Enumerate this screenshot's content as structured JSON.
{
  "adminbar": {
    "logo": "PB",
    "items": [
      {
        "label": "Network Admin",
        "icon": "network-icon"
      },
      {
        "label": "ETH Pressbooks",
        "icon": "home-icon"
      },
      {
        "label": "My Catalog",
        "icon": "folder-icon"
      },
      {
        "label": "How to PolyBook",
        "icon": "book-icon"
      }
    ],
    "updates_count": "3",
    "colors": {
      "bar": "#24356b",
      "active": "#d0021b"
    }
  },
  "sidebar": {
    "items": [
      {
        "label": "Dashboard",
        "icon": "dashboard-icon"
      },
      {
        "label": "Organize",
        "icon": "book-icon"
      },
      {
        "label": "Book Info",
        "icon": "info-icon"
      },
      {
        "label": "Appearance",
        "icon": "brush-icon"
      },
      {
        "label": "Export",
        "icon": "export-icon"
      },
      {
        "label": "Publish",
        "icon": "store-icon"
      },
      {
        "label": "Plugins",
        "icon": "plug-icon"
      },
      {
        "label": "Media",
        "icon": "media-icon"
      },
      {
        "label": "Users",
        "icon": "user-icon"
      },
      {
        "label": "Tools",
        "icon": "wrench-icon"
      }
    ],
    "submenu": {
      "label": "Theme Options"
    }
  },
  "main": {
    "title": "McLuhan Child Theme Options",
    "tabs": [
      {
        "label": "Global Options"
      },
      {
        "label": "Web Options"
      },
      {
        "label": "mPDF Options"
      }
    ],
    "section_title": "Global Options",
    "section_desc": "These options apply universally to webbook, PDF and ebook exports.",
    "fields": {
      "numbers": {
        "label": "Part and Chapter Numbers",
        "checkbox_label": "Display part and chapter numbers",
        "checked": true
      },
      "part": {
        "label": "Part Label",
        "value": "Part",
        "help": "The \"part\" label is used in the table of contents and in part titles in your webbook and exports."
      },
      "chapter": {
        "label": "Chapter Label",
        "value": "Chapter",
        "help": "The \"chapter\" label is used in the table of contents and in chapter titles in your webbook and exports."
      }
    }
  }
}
* * * *
From the records above, extract everything verbatim.

RESULT OF THE TASK
Enumerate this screenshot's content as structured JSON.
{
  "adminbar": {
    "logo": "PB",
    "items": [
      {
        "label": "Network Admin",
        "icon": "network-icon"
      },
      {
        "label": "ETH Pressbooks",
        "icon": "home-icon"
      },
      {
        "label": "My Catalog",
        "icon": "folder-icon"
      },
      {
        "label": "How to PolyBook",
        "icon": "book-icon"
      }
    ],
    "updates_count": "3",
    "colors": {
      "bar": "#24356b",
      "active": "#d0021b"
    }
  },
  "sidebar": {
    "items": [
      {
        "label": "Dashboard",
        "icon": "dashboard-icon"
      },
      {
        "label": "Organize",
        "icon": "book-icon"
      },
      {
        "label": "Book Info",
        "icon": "info-icon"
      },
      {
        "label": "Appearance",
        "icon": "brush-icon"
      },
      {
        "label": "Export",
        "icon": "export-icon"
      },
      {
        "label": "Publish",
        "icon": "store-icon"
      },
      {
        "label": "Plugins",
        "icon": "plug-icon"
      },
      {
        "label": "Media",
        "icon": "media-icon"
      },
      {
        "label": "Users",
        "icon": "user-icon"
      },
      {
        "label": "Tools",
        "icon": "wrench-icon"
      }
    ],
    "submenu": {
      "label": "Theme Options"
    }
  },
  "main": {
    "title": "McLuhan Child Theme Options",
    "tabs": [
      {
        "label": "Global Options"
      },
      {
        "label": "Web Options"
      },
      {
        "label": "mPDF Options"
      }
    ],
    "section_title": "Global Options",
    "section_desc": "These options apply universally to webbook, PDF and ebook exports.",
    "fields": {
      "numbers": {
        "label": "Part and Chapter Numbers",
        "checkbox_label": "Display part and chapter numbers",
        "checked": true
      },
      "part": {
        "label": "Part Label",
        "value": "Part",
        "help": "The \"part\" label is used in the table of contents and in part titles in your webbook and exports."
      },
      "chapter": {
        "label": "Chapter Label",
        "value": "Chapter",
        "help": "The \"chapter\" label is used in the table of contents and in chapter titles in your webbook and exports."
      }
    }
  }
}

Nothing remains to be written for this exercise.